▸ Exercise requirements
Collect each line holding the string "title".

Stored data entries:
○ ○ ○ ○ ○
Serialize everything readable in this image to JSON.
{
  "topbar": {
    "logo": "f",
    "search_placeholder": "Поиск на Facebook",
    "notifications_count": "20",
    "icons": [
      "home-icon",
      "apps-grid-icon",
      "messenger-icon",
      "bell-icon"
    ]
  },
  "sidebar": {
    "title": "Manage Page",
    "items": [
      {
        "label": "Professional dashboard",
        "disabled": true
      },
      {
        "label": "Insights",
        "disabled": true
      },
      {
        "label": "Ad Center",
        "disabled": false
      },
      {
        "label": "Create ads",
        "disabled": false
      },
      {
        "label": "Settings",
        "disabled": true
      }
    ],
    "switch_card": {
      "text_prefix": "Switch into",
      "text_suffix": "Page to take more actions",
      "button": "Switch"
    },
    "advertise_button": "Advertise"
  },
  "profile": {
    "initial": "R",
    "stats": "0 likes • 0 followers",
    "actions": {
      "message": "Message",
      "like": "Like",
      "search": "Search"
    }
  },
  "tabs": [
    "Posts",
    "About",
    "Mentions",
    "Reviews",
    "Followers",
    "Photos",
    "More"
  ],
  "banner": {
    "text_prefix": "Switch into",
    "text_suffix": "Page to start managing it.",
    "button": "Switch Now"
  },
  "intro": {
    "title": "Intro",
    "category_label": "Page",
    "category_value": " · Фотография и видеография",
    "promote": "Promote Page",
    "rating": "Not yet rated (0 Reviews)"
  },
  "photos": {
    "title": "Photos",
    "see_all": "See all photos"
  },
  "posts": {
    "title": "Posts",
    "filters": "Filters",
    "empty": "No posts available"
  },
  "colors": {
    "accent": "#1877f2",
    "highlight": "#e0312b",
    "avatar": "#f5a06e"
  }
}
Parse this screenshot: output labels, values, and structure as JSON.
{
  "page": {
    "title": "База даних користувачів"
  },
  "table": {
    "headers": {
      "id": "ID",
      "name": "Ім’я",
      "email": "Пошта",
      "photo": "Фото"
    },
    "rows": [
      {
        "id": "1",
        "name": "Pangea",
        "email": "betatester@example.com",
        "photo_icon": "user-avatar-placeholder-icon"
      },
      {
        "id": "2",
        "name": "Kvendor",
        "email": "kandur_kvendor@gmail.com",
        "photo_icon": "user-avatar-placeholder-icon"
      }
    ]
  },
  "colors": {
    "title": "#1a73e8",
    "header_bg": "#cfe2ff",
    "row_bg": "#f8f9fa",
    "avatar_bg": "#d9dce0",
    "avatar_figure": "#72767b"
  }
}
○ ○ ○ ○ ○
▸ Answer to this task
    "title": "Manage Page",
    "title": "Intro",
    "title": "Photos",
    "title": "Posts",
    "title": "База даних користувачів"
    "title": "#1a73e8",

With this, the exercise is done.